### Short problem
Examine the entries below, count the lines holding the string "name", and respond with the number only.

### Data for processing
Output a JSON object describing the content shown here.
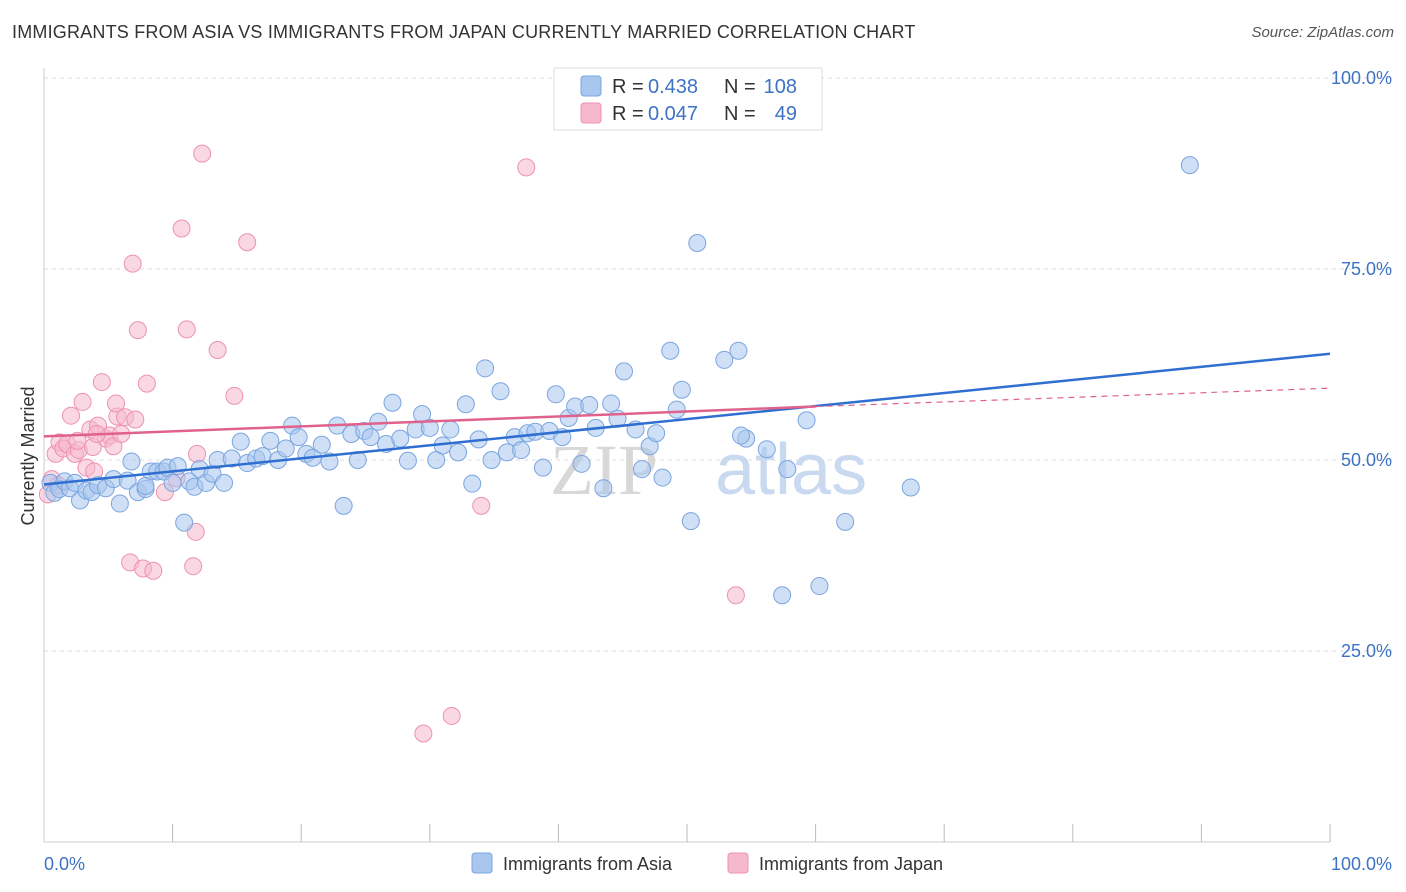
{
  "title": "IMMIGRANTS FROM ASIA VS IMMIGRANTS FROM JAPAN CURRENTLY MARRIED CORRELATION CHART",
  "source": "Source: ZipAtlas.com",
  "watermark": {
    "zip": "ZIP",
    "atlas": "atlas"
  },
  "colors": {
    "asia_fill": "#a8c6ee",
    "asia_stroke": "#7ba5e0",
    "asia_line": "#2f6fd1",
    "japan_fill": "#f6b8cc",
    "japan_stroke": "#ee92b0",
    "japan_line": "#e0628c",
    "grid": "#dddddd",
    "tick": "#3d72c4"
  },
  "legend": {
    "asia": {
      "r_label": "R =",
      "r_value": "0.438",
      "n_label": "N =",
      "n_value": "108"
    },
    "japan": {
      "r_label": "R =",
      "r_value": "0.047",
      "n_label": "N =",
      "n_value": "49"
    }
  },
  "chart_data": {
    "type": "scatter",
    "title": "IMMIGRANTS FROM ASIA VS IMMIGRANTS FROM JAPAN CURRENTLY MARRIED CORRELATION CHART",
    "xlabel": "",
    "ylabel": "Currently Married",
    "xlim": [
      0,
      100
    ],
    "ylim": [
      0,
      100
    ],
    "x_tick_labels": [
      "0.0%",
      "100.0%"
    ],
    "y_ticks": [
      {
        "value": 100,
        "label": "100.0%"
      },
      {
        "value": 75,
        "label": "75.0%"
      },
      {
        "value": 50,
        "label": "50.0%"
      },
      {
        "value": 25,
        "label": "25.0%"
      }
    ],
    "grid": "horizontal dashed",
    "legend_position": "top-center",
    "series": [
      {
        "name": "Immigrants from Asia",
        "trend": {
          "x0": 0,
          "y0": 46.8,
          "x1": 100,
          "y1": 63.9
        },
        "points": [
          [
            0.5,
            47
          ],
          [
            0.8,
            45.7
          ],
          [
            1.2,
            46.2
          ],
          [
            1.6,
            47.2
          ],
          [
            2,
            46.3
          ],
          [
            2.4,
            47
          ],
          [
            2.8,
            44.7
          ],
          [
            3.3,
            46
          ],
          [
            3.7,
            45.8
          ],
          [
            4.2,
            46.7
          ],
          [
            4.8,
            46.3
          ],
          [
            5.4,
            47.5
          ],
          [
            5.9,
            44.3
          ],
          [
            6.5,
            47.3
          ],
          [
            6.8,
            49.8
          ],
          [
            7.3,
            45.8
          ],
          [
            7.9,
            46.2
          ],
          [
            8.3,
            48.5
          ],
          [
            8.8,
            48.5
          ],
          [
            9.3,
            48.5
          ],
          [
            9.6,
            49
          ],
          [
            10,
            47
          ],
          [
            10.4,
            49.2
          ],
          [
            10.9,
            41.8
          ],
          [
            11.3,
            47.2
          ],
          [
            11.7,
            46.5
          ],
          [
            12.1,
            48.8
          ],
          [
            12.6,
            47
          ],
          [
            13.1,
            48.2
          ],
          [
            13.5,
            50
          ],
          [
            14,
            47
          ],
          [
            14.6,
            50.2
          ],
          [
            15.3,
            52.4
          ],
          [
            15.8,
            49.6
          ],
          [
            16.5,
            50.2
          ],
          [
            17,
            50.5
          ],
          [
            17.6,
            52.5
          ],
          [
            18.2,
            50
          ],
          [
            18.8,
            51.5
          ],
          [
            19.3,
            54.5
          ],
          [
            19.8,
            53
          ],
          [
            20.4,
            50.8
          ],
          [
            20.9,
            50.3
          ],
          [
            21.6,
            52
          ],
          [
            22.2,
            49.8
          ],
          [
            22.8,
            54.5
          ],
          [
            23.3,
            44
          ],
          [
            23.9,
            53.4
          ],
          [
            24.4,
            50
          ],
          [
            24.9,
            53.8
          ],
          [
            25.4,
            53
          ],
          [
            26,
            55
          ],
          [
            26.6,
            52.1
          ],
          [
            27.1,
            57.5
          ],
          [
            27.7,
            52.8
          ],
          [
            28.3,
            49.9
          ],
          [
            28.9,
            54
          ],
          [
            29.4,
            56
          ],
          [
            30,
            54.2
          ],
          [
            30.5,
            50
          ],
          [
            31,
            51.9
          ],
          [
            31.6,
            54
          ],
          [
            32.2,
            51
          ],
          [
            32.8,
            57.3
          ],
          [
            33.3,
            46.9
          ],
          [
            33.8,
            52.7
          ],
          [
            34.3,
            62
          ],
          [
            34.8,
            50
          ],
          [
            35.5,
            59
          ],
          [
            36,
            51
          ],
          [
            36.6,
            53
          ],
          [
            37.1,
            51.3
          ],
          [
            37.6,
            53.5
          ],
          [
            38.2,
            53.7
          ],
          [
            38.8,
            49
          ],
          [
            39.3,
            53.8
          ],
          [
            39.8,
            58.6
          ],
          [
            40.3,
            53
          ],
          [
            40.8,
            55.5
          ],
          [
            41.3,
            57
          ],
          [
            41.8,
            49.5
          ],
          [
            42.4,
            57.2
          ],
          [
            42.9,
            54.2
          ],
          [
            43.5,
            46.3
          ],
          [
            44.1,
            57.4
          ],
          [
            44.6,
            55.4
          ],
          [
            45.1,
            61.6
          ],
          [
            46,
            54
          ],
          [
            46.5,
            48.8
          ],
          [
            47.1,
            51.8
          ],
          [
            47.6,
            53.5
          ],
          [
            48.1,
            47.7
          ],
          [
            48.7,
            64.3
          ],
          [
            49.2,
            56.6
          ],
          [
            49.6,
            59.2
          ],
          [
            50.3,
            42
          ],
          [
            50.8,
            78.4
          ],
          [
            52.9,
            63.1
          ],
          [
            54,
            64.3
          ],
          [
            54.6,
            52.8
          ],
          [
            54.2,
            53.2
          ],
          [
            56.2,
            51.4
          ],
          [
            57.4,
            32.3
          ],
          [
            57.8,
            48.8
          ],
          [
            59.3,
            55.2
          ],
          [
            60.3,
            33.5
          ],
          [
            62.3,
            41.9
          ],
          [
            67.4,
            46.4
          ],
          [
            89.1,
            88.6
          ],
          [
            7.9,
            46.6
          ]
        ]
      },
      {
        "name": "Immigrants from Japan",
        "trend": {
          "x0": 0,
          "y0": 53.1,
          "x1": 60,
          "y1": 57.0,
          "dashed_to": {
            "x": 100,
            "y": 59.4
          }
        },
        "points": [
          [
            0.3,
            45.5
          ],
          [
            0.6,
            47.5
          ],
          [
            0.9,
            50.8
          ],
          [
            1.2,
            52.3
          ],
          [
            1.5,
            51.5
          ],
          [
            1.8,
            52.1
          ],
          [
            2.1,
            55.8
          ],
          [
            2.4,
            50.8
          ],
          [
            2.7,
            51.3
          ],
          [
            3,
            57.6
          ],
          [
            3.3,
            49
          ],
          [
            3.6,
            54
          ],
          [
            3.9,
            48.5
          ],
          [
            4.2,
            54.5
          ],
          [
            4.5,
            60.2
          ],
          [
            4.8,
            52.8
          ],
          [
            5.1,
            53.2
          ],
          [
            5.4,
            51.8
          ],
          [
            5.7,
            55.7
          ],
          [
            6,
            53.4
          ],
          [
            6.3,
            55.6
          ],
          [
            6.7,
            36.6
          ],
          [
            6.9,
            75.7
          ],
          [
            7.1,
            55.3
          ],
          [
            7.3,
            67
          ],
          [
            7.7,
            35.8
          ],
          [
            8,
            60
          ],
          [
            8.5,
            35.5
          ],
          [
            9.4,
            45.8
          ],
          [
            10.3,
            47.6
          ],
          [
            10.7,
            80.3
          ],
          [
            11.1,
            67.1
          ],
          [
            11.6,
            36.1
          ],
          [
            11.8,
            40.6
          ],
          [
            11.9,
            50.8
          ],
          [
            12.3,
            90.1
          ],
          [
            13.5,
            64.4
          ],
          [
            14.8,
            58.4
          ],
          [
            15.8,
            78.5
          ],
          [
            29.5,
            14.2
          ],
          [
            31.7,
            16.5
          ],
          [
            34,
            44
          ],
          [
            37.5,
            88.3
          ],
          [
            53.8,
            32.3
          ],
          [
            1.1,
            46.7
          ],
          [
            2.6,
            52.5
          ],
          [
            3.8,
            51.7
          ],
          [
            4.1,
            53.4
          ],
          [
            5.6,
            57.4
          ]
        ]
      }
    ]
  },
  "bottom_legend": {
    "asia": "Immigrants from Asia",
    "japan": "Immigrants from Japan"
  }
}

### Task result
2